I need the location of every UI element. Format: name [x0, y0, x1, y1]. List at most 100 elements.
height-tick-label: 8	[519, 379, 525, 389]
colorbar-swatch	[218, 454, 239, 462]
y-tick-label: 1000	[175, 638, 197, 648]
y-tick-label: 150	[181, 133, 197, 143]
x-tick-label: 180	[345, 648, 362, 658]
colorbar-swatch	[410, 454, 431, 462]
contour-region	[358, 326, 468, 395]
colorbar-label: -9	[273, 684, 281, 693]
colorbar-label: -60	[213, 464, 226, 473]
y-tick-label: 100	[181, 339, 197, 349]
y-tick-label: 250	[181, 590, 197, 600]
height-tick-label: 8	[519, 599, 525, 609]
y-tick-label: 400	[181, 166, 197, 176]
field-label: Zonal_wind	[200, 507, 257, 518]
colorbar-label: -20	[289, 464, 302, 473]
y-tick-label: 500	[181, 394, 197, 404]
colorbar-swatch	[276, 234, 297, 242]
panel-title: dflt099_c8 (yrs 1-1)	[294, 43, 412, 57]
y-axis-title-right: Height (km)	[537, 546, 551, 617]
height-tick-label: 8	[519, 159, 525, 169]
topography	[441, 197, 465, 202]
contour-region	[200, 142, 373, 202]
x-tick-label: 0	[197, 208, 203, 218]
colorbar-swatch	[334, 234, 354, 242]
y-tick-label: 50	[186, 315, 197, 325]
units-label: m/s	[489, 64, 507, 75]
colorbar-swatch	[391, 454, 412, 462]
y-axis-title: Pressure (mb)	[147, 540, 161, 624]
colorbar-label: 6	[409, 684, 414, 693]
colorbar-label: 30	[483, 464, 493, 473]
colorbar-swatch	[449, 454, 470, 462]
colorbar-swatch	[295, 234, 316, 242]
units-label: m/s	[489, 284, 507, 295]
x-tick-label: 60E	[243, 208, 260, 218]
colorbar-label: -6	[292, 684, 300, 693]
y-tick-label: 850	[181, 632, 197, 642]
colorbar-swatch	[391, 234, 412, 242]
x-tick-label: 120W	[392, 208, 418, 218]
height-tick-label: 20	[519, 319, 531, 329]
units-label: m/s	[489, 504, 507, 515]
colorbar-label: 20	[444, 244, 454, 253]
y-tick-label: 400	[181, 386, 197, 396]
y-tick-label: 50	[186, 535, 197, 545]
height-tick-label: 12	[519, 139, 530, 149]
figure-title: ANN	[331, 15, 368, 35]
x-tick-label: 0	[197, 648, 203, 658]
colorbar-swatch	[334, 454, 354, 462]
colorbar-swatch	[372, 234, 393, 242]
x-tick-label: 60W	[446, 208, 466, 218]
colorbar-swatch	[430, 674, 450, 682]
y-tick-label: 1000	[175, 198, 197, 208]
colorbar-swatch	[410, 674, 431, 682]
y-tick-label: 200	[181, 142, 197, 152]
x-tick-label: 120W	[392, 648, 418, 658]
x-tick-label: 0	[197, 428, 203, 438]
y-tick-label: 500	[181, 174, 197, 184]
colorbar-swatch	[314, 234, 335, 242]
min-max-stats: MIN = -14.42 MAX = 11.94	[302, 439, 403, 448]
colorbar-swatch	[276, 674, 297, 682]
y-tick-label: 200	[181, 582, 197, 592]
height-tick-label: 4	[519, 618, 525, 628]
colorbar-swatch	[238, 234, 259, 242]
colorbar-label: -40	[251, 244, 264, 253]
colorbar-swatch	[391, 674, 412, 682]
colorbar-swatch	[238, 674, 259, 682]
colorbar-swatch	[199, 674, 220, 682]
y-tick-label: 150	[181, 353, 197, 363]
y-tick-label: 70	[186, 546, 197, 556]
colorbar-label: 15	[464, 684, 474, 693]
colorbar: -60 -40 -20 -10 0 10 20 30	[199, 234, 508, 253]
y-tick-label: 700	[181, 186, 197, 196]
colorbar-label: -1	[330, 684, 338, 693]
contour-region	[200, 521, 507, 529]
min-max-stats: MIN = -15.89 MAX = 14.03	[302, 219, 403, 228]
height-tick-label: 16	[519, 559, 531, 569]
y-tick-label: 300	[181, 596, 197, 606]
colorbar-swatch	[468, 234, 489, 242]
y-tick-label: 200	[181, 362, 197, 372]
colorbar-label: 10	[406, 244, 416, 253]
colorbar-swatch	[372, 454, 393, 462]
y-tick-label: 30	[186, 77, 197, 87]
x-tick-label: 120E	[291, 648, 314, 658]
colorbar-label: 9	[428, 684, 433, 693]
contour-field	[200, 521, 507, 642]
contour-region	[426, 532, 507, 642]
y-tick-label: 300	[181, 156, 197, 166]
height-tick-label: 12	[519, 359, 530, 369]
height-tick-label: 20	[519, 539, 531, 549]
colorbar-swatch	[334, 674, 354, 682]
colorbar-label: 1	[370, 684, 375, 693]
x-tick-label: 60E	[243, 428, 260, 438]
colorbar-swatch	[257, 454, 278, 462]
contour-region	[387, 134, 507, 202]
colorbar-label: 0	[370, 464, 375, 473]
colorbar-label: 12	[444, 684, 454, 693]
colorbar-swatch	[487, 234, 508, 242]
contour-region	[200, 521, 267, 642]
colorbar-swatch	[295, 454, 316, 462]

****************

**PROBLEM REQUIREMENTS**
Please copy the material above line for line, without changing anything.

**EXERCISE OUTPUT**
I need the location of every UI element. Format: name [x0, y0, x1, y1]. List at most 100 elements.
height-tick-label: 8	[519, 379, 525, 389]
colorbar-swatch	[218, 454, 239, 462]
y-tick-label: 1000	[175, 638, 197, 648]
y-tick-label: 150	[181, 133, 197, 143]
x-tick-label: 180	[345, 648, 362, 658]
colorbar-swatch	[410, 454, 431, 462]
contour-region	[358, 326, 468, 395]
colorbar-label: -9	[273, 684, 281, 693]
colorbar-label: -60	[213, 464, 226, 473]
y-tick-label: 100	[181, 339, 197, 349]
y-tick-label: 250	[181, 590, 197, 600]
height-tick-label: 8	[519, 599, 525, 609]
y-tick-label: 400	[181, 166, 197, 176]
field-label: Zonal_wind	[200, 507, 257, 518]
colorbar-label: -20	[289, 464, 302, 473]
y-tick-label: 500	[181, 394, 197, 404]
colorbar-swatch	[276, 234, 297, 242]
panel-title: dflt099_c8 (yrs 1-1)	[294, 43, 412, 57]
y-axis-title-right: Height (km)	[537, 546, 551, 617]
height-tick-label: 8	[519, 159, 525, 169]
topography	[441, 197, 465, 202]
contour-region	[200, 142, 373, 202]
x-tick-label: 0	[197, 208, 203, 218]
colorbar-swatch	[334, 234, 354, 242]
y-tick-label: 50	[186, 315, 197, 325]
units-label: m/s	[489, 64, 507, 75]
colorbar-swatch	[391, 454, 412, 462]
y-axis-title: Pressure (mb)	[147, 540, 161, 624]
colorbar-label: 6	[409, 684, 414, 693]
colorbar-label: 30	[483, 464, 493, 473]
colorbar-swatch	[449, 454, 470, 462]
colorbar-swatch	[295, 234, 316, 242]
units-label: m/s	[489, 284, 507, 295]
x-tick-label: 60E	[243, 208, 260, 218]
colorbar-label: -6	[292, 684, 300, 693]
y-tick-label: 850	[181, 632, 197, 642]
colorbar-swatch	[391, 234, 412, 242]
x-tick-label: 120W	[392, 208, 418, 218]
height-tick-label: 20	[519, 319, 531, 329]
units-label: m/s	[489, 504, 507, 515]
colorbar-label: 20	[444, 244, 454, 253]
y-tick-label: 400	[181, 386, 197, 396]
y-tick-label: 50	[186, 535, 197, 545]
height-tick-label: 12	[519, 139, 530, 149]
figure-title: ANN	[331, 15, 368, 35]
x-tick-label: 0	[197, 648, 203, 658]
colorbar-swatch	[334, 454, 354, 462]
colorbar-swatch	[372, 234, 393, 242]
x-tick-label: 60W	[446, 208, 466, 218]
colorbar-swatch	[430, 674, 450, 682]
y-tick-label: 1000	[175, 198, 197, 208]
colorbar-swatch	[410, 674, 431, 682]
y-tick-label: 200	[181, 142, 197, 152]
x-tick-label: 120W	[392, 648, 418, 658]
x-tick-label: 0	[197, 428, 203, 438]
y-tick-label: 500	[181, 174, 197, 184]
colorbar-swatch	[314, 234, 335, 242]
min-max-stats: MIN = -14.42 MAX = 11.94	[302, 439, 403, 448]
colorbar-swatch	[276, 674, 297, 682]
y-tick-label: 200	[181, 582, 197, 592]
height-tick-label: 4	[519, 618, 525, 628]
colorbar-swatch	[238, 234, 259, 242]
colorbar-label: -40	[251, 244, 264, 253]
colorbar-swatch	[391, 674, 412, 682]
colorbar-swatch	[238, 674, 259, 682]
colorbar-swatch	[199, 674, 220, 682]
y-tick-label: 150	[181, 353, 197, 363]
y-tick-label: 70	[186, 546, 197, 556]
colorbar-label: 15	[464, 684, 474, 693]
colorbar: -60 -40 -20 -10 0 10 20 30	[199, 234, 508, 253]
y-tick-label: 700	[181, 186, 197, 196]
colorbar-label: -1	[330, 684, 338, 693]
contour-region	[200, 521, 507, 529]
min-max-stats: MIN = -15.89 MAX = 14.03	[302, 219, 403, 228]
height-tick-label: 16	[519, 559, 531, 569]
y-tick-label: 300	[181, 596, 197, 606]
colorbar-swatch	[468, 234, 489, 242]
y-tick-label: 200	[181, 362, 197, 372]
colorbar-label: 10	[406, 244, 416, 253]
colorbar-swatch	[372, 454, 393, 462]
y-tick-label: 30	[186, 77, 197, 87]
x-tick-label: 120E	[291, 648, 314, 658]
colorbar-label: 9	[428, 684, 433, 693]
contour-field	[200, 521, 507, 642]
contour-region	[426, 532, 507, 642]
y-tick-label: 300	[181, 156, 197, 166]
height-tick-label: 12	[519, 359, 530, 369]
height-tick-label: 20	[519, 539, 531, 549]
colorbar-swatch	[334, 674, 354, 682]
colorbar-label: 1	[370, 684, 375, 693]
x-tick-label: 60E	[243, 428, 260, 438]
colorbar-swatch	[257, 454, 278, 462]
contour-region	[387, 134, 507, 202]
colorbar-label: 0	[370, 464, 375, 473]
colorbar-label: 12	[444, 684, 454, 693]
colorbar-swatch	[487, 234, 508, 242]
contour-region	[200, 521, 267, 642]
colorbar-swatch	[295, 454, 316, 462]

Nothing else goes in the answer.